Work required — Of all the lines in the material below, how many include the string "должно"? Give the number only.

....

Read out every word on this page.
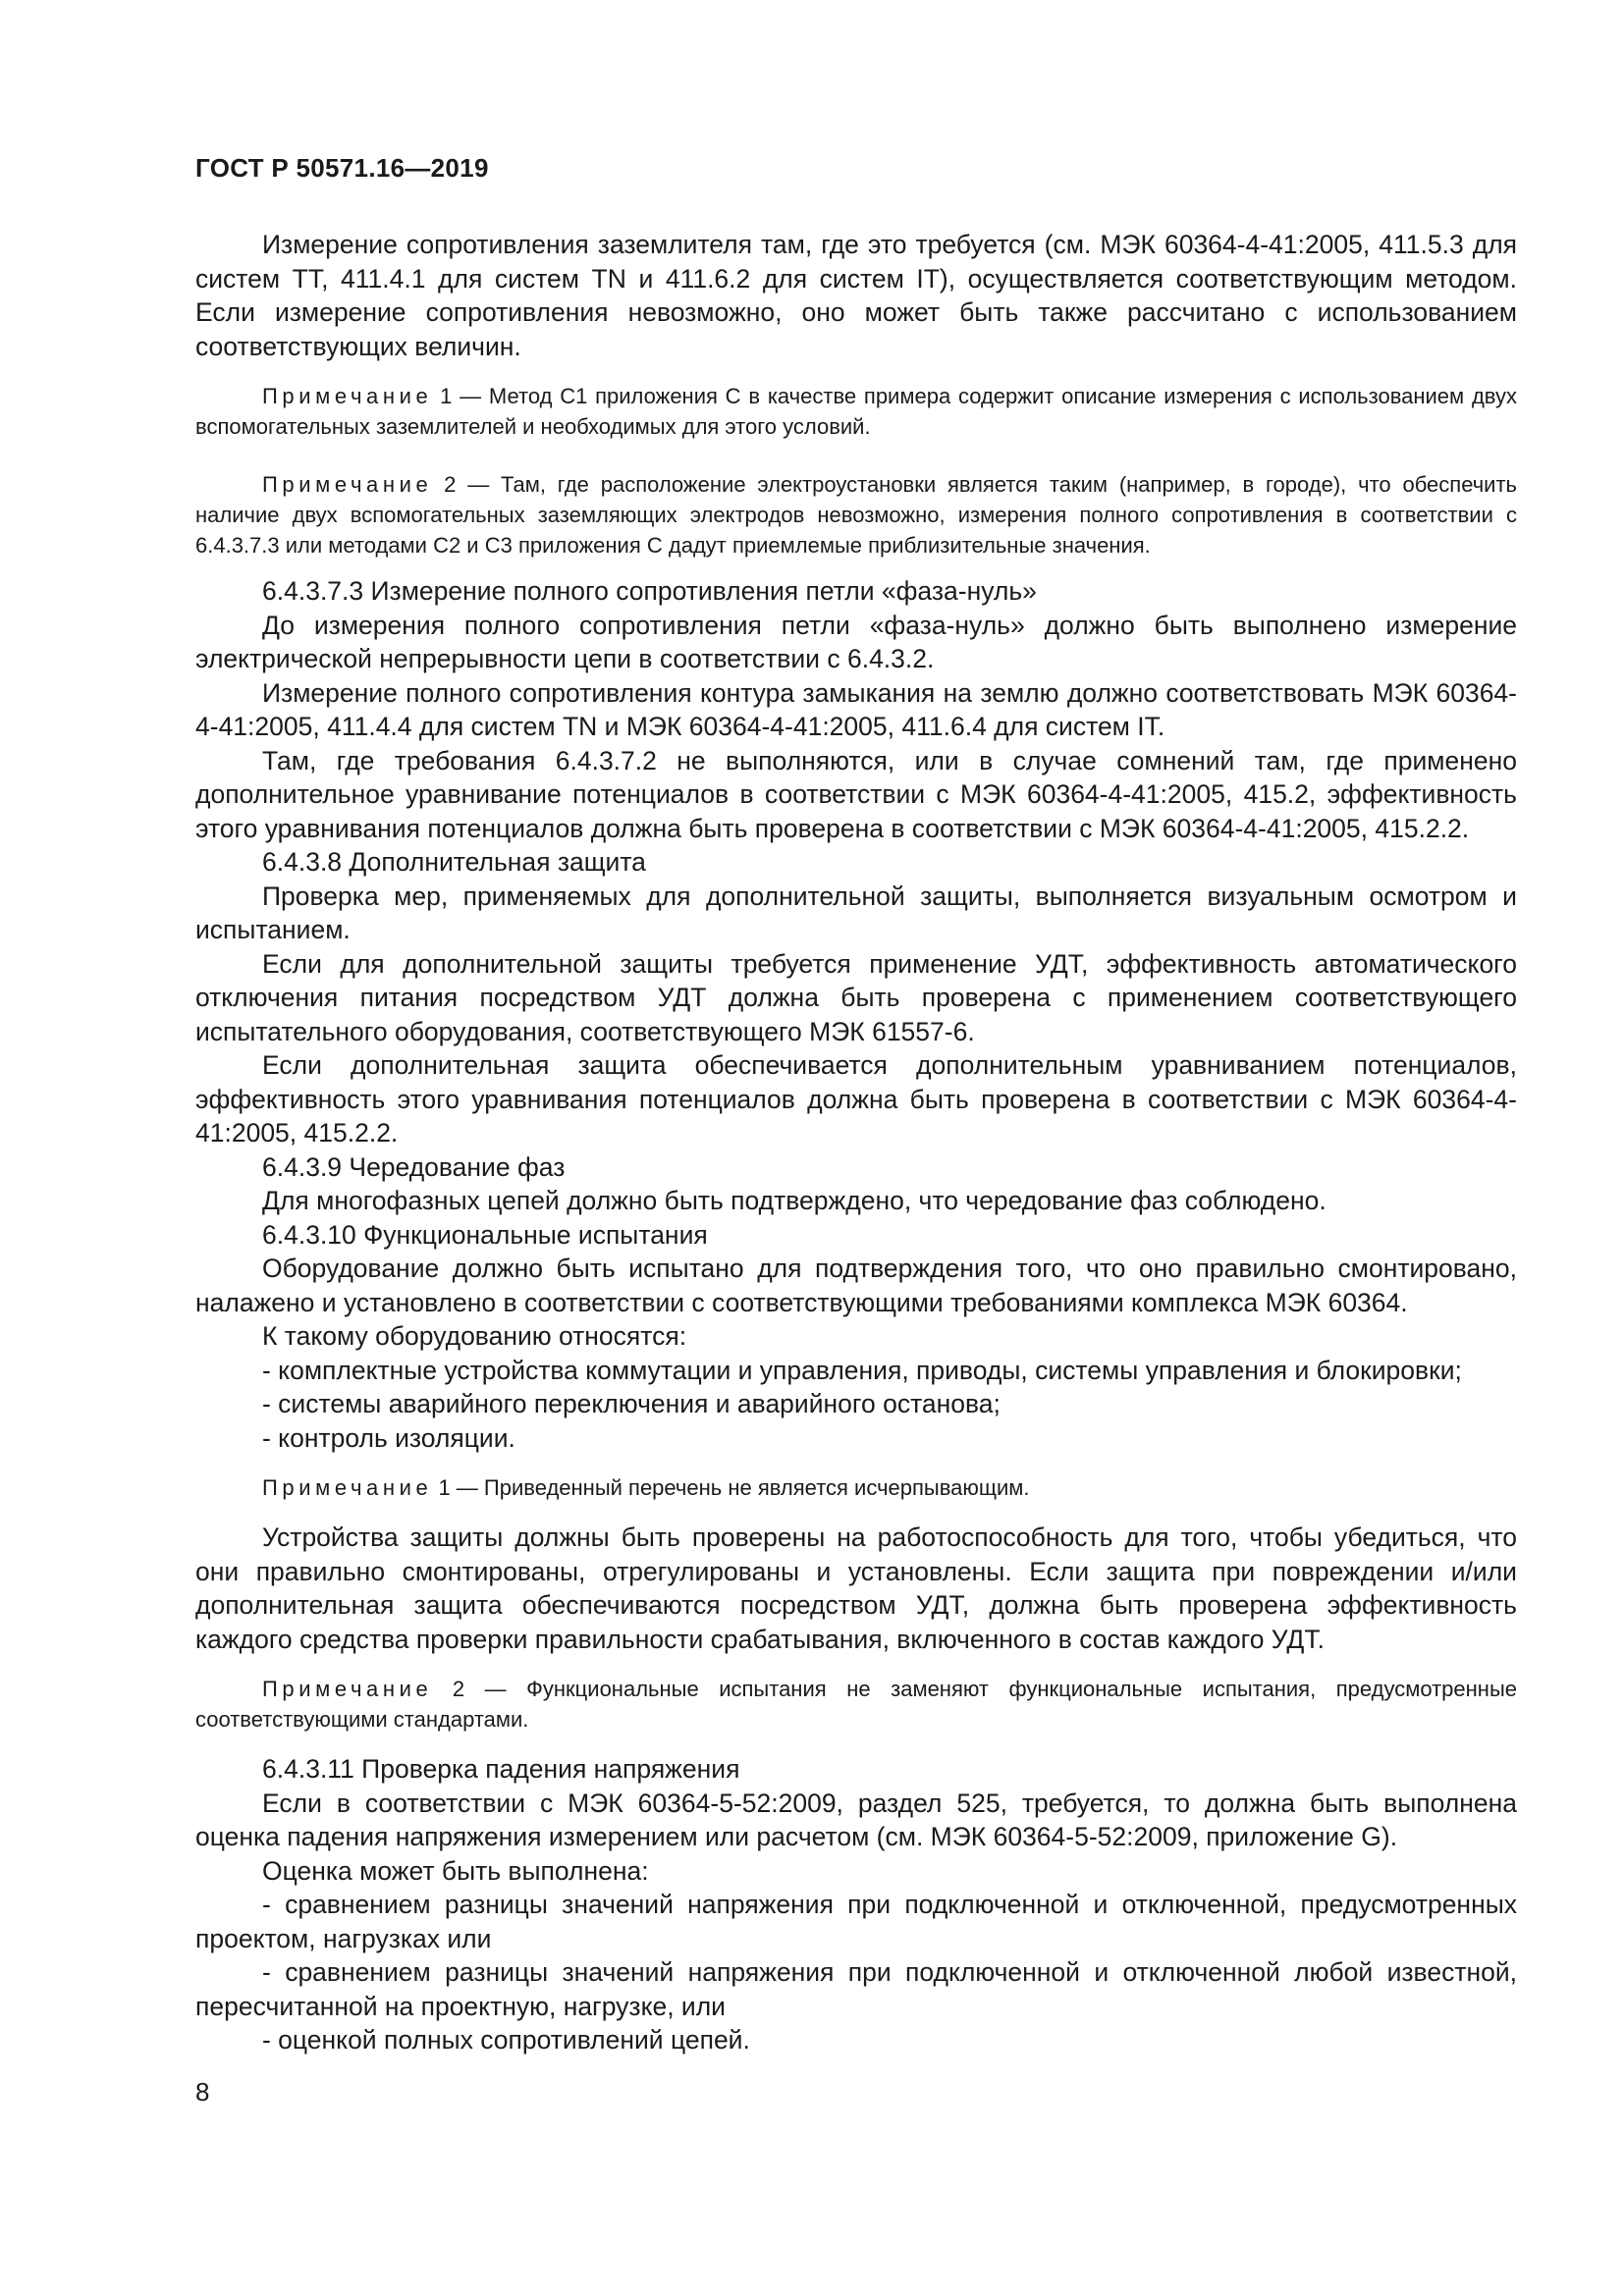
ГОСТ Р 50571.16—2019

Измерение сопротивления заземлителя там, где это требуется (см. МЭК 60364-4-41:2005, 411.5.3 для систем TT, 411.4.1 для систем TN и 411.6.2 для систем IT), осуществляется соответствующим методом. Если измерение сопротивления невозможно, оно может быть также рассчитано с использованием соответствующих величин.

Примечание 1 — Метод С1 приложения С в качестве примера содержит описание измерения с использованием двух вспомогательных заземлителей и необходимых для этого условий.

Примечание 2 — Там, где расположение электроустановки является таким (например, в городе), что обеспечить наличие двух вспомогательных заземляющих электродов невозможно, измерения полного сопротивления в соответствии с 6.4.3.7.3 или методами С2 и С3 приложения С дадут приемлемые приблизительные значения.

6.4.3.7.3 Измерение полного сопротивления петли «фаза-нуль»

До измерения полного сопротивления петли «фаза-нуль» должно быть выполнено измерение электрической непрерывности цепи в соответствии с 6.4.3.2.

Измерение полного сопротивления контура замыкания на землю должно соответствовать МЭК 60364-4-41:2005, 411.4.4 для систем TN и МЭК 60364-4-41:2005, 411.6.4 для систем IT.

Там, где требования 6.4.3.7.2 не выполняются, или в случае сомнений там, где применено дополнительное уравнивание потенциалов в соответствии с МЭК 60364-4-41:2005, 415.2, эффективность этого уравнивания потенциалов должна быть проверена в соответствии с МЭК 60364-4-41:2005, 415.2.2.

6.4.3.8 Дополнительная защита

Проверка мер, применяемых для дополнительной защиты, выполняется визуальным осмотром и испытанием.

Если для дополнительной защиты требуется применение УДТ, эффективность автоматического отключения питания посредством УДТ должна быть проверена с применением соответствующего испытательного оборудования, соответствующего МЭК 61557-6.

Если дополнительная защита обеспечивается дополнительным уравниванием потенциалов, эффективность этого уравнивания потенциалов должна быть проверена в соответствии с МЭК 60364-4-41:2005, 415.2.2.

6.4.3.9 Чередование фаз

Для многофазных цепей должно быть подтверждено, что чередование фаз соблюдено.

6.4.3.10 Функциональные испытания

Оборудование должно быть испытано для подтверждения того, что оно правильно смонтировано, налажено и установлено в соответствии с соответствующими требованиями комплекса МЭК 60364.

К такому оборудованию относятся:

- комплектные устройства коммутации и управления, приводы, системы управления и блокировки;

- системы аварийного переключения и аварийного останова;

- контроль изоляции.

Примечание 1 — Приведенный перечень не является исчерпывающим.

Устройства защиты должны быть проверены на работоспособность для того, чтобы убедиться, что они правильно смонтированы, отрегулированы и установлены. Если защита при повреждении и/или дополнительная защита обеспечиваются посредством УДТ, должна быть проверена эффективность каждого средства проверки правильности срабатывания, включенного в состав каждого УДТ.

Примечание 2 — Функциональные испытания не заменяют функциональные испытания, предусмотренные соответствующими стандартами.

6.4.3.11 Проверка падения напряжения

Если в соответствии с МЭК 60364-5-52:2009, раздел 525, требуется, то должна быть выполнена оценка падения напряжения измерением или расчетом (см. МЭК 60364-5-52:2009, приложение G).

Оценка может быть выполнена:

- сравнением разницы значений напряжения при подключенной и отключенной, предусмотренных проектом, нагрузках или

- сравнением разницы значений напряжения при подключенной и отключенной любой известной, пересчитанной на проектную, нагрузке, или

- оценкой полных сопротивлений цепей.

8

....

Output for this exercise — 4